BRIEF — Find the string "Lines" in the listing and report every line that has it.

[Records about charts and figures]
***

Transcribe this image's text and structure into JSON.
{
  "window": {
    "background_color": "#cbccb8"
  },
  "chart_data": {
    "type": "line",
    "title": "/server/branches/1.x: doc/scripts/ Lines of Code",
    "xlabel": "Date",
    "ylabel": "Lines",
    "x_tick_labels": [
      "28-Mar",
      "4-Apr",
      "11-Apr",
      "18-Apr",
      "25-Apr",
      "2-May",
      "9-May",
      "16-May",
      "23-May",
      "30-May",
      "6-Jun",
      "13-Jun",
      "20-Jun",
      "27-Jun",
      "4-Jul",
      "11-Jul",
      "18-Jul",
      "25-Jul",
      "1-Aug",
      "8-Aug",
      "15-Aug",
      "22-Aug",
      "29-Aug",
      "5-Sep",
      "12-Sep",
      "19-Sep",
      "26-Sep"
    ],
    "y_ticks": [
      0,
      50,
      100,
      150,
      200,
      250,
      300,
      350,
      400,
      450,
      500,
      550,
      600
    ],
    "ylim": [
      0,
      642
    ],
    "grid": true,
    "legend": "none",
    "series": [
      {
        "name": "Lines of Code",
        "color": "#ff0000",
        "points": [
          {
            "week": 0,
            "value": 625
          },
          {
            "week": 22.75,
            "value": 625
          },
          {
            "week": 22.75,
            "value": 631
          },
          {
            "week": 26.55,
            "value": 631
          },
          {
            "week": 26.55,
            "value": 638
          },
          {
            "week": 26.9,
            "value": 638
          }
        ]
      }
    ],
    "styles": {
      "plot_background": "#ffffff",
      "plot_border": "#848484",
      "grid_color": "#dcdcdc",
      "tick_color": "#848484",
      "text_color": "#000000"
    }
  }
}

***

FINAL RESULT —
    "title": "/server/branches/1.x: doc/scripts/ Lines of Code",
    "ylabel": "Lines",
        "name": "Lines of Code",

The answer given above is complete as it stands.